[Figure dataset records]

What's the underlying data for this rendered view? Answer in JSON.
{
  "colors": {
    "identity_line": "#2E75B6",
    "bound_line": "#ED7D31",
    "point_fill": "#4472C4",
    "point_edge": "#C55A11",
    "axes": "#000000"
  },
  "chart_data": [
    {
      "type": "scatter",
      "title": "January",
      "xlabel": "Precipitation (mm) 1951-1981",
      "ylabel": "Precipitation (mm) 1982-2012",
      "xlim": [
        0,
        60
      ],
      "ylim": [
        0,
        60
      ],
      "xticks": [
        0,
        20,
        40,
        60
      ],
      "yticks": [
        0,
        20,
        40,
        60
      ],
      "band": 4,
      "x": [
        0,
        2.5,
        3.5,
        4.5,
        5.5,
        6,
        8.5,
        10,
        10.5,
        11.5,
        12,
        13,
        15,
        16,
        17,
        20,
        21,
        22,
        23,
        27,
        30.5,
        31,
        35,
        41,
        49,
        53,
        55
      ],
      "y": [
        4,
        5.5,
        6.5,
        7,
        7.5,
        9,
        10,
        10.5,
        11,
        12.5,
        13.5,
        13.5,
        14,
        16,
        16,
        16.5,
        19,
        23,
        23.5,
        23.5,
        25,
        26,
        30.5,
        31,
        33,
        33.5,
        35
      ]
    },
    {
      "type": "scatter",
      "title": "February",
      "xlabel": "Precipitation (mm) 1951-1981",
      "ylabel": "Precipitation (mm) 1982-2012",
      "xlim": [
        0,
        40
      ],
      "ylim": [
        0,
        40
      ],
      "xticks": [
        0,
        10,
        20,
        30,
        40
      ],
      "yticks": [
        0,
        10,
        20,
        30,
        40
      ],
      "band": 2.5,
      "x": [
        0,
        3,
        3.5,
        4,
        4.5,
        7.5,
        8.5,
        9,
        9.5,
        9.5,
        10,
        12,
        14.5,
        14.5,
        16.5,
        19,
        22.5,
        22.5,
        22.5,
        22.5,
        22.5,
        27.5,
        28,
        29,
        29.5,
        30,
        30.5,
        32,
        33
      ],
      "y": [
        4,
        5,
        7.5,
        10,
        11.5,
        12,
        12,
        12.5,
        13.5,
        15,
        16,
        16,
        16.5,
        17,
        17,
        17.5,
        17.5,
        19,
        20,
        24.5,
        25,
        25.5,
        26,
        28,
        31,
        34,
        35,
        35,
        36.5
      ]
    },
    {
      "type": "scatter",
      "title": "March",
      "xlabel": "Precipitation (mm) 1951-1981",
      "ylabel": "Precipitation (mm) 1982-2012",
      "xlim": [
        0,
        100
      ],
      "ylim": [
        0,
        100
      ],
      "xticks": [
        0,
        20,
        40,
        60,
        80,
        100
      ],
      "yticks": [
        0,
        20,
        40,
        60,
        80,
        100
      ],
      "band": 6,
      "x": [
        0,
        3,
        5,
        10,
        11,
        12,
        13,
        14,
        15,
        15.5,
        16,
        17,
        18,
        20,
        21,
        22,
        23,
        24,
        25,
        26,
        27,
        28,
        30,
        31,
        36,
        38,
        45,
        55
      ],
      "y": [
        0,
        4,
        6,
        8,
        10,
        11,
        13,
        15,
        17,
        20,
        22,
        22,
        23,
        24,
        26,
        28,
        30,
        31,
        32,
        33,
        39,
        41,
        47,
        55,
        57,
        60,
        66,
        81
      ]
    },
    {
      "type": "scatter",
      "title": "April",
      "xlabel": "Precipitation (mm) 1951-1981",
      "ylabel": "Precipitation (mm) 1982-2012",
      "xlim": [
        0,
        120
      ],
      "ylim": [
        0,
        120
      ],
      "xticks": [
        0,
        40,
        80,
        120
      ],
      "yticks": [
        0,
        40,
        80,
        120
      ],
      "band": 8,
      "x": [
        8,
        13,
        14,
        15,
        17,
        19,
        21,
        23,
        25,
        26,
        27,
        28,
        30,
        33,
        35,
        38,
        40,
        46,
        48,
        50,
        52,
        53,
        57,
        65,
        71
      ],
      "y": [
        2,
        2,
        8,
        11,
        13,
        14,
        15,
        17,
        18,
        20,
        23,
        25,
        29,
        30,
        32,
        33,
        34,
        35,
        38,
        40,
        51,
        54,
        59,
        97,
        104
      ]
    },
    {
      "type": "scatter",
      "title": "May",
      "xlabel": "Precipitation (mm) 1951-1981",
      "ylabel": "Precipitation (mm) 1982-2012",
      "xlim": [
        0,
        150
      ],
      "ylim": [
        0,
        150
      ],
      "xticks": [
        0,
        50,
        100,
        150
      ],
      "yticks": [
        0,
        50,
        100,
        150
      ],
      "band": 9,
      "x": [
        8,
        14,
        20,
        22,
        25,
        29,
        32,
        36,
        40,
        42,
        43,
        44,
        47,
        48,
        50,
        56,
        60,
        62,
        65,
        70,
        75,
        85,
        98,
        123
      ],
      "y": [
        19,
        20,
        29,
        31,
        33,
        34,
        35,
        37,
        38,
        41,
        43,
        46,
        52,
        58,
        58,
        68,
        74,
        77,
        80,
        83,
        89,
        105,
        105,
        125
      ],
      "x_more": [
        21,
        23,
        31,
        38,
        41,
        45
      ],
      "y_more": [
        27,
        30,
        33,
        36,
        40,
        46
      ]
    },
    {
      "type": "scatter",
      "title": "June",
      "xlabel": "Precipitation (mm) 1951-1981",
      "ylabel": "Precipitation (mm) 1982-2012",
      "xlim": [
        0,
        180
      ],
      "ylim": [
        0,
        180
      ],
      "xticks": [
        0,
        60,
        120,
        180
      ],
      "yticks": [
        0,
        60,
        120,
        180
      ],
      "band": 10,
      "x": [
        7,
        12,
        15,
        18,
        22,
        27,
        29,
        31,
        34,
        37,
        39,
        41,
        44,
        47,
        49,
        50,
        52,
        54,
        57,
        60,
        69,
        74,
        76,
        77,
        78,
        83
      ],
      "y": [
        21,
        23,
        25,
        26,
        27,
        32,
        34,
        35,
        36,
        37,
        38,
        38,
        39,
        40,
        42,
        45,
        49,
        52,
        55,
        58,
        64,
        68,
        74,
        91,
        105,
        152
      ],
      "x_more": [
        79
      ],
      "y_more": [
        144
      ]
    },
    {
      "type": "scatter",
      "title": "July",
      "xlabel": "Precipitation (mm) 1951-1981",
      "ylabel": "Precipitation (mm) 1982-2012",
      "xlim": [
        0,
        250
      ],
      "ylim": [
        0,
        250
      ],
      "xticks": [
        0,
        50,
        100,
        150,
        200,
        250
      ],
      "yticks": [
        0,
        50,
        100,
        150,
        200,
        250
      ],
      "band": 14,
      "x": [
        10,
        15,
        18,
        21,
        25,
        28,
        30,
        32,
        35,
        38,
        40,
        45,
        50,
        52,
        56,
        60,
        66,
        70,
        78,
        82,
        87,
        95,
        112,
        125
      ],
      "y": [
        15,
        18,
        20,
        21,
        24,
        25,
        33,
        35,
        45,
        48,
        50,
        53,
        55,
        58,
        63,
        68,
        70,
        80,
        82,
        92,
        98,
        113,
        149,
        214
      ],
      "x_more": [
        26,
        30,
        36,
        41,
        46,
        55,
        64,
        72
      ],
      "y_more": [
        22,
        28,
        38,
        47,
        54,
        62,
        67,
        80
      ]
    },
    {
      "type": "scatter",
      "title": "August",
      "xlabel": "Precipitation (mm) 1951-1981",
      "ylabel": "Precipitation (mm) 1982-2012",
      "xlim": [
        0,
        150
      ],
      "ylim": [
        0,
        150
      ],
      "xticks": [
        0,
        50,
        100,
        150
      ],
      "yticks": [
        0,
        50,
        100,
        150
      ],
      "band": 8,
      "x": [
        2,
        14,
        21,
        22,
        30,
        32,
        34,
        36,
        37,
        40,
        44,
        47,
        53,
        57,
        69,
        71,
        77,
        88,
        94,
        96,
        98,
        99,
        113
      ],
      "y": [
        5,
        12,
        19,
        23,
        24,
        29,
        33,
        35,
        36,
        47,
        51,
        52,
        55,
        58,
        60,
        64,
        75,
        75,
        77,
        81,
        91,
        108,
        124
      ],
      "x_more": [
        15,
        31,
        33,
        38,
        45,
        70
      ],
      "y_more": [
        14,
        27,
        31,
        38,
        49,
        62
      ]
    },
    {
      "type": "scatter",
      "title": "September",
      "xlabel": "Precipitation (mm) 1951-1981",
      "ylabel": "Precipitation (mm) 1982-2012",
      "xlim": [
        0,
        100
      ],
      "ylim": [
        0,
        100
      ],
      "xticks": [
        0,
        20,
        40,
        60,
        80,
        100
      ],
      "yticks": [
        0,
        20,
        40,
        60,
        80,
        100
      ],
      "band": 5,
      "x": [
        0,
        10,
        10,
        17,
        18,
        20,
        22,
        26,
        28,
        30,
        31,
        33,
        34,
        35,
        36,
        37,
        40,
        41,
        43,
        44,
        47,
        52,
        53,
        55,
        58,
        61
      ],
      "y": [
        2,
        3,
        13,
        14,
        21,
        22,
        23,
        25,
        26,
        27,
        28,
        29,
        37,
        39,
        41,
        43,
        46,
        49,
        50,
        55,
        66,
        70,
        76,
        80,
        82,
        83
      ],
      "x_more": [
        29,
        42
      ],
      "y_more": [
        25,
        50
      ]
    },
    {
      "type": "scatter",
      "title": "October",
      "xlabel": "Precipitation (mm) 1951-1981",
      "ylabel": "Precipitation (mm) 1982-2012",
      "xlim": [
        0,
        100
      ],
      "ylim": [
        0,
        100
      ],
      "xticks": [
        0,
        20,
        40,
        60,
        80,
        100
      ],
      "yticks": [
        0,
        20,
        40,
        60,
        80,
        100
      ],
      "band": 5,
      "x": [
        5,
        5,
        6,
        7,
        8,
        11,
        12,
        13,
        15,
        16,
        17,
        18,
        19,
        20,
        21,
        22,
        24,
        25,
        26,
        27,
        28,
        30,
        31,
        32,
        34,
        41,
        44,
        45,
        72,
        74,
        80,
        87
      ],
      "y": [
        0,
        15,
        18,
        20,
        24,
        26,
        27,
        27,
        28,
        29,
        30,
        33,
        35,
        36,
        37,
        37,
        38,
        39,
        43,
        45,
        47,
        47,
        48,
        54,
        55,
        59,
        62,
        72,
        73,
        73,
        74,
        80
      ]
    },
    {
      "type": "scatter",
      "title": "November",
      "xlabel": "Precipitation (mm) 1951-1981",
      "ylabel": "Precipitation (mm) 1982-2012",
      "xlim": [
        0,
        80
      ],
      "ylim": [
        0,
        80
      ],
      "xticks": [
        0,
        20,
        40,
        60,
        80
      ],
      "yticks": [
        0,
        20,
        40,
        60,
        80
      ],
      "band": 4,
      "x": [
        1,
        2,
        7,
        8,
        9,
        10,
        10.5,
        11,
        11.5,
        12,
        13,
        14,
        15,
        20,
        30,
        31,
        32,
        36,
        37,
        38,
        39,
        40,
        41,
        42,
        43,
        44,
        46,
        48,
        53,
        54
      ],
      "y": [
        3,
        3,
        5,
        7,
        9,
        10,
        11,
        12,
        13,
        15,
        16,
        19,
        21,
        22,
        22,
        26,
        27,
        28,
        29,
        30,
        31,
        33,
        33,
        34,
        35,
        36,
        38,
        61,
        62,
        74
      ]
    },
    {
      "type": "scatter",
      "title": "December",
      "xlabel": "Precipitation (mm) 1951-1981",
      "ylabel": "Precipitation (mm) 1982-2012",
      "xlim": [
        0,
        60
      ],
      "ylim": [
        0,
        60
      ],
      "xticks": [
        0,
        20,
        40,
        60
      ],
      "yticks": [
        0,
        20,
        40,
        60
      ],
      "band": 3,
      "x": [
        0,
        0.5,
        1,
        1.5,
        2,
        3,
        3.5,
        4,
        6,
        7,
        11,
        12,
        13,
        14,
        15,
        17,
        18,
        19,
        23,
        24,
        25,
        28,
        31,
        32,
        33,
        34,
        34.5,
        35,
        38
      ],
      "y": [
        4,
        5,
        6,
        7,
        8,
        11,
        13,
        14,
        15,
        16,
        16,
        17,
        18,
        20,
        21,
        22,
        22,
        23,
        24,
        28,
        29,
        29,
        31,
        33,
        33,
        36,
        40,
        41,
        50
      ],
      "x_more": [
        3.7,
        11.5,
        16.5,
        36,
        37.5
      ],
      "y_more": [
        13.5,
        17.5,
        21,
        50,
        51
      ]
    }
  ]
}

* _Exercise_: Read the entries above, then pull out the lines that include "band".

* _Reply to the task_:
      "band": 4,
      "band": 2.5,
      "band": 6,
      "band": 8,
      "band": 9,
      "band": 10,
      "band": 14,
      "band": 8,
      "band": 5,
      "band": 5,
      "band": 4,
      "band": 3,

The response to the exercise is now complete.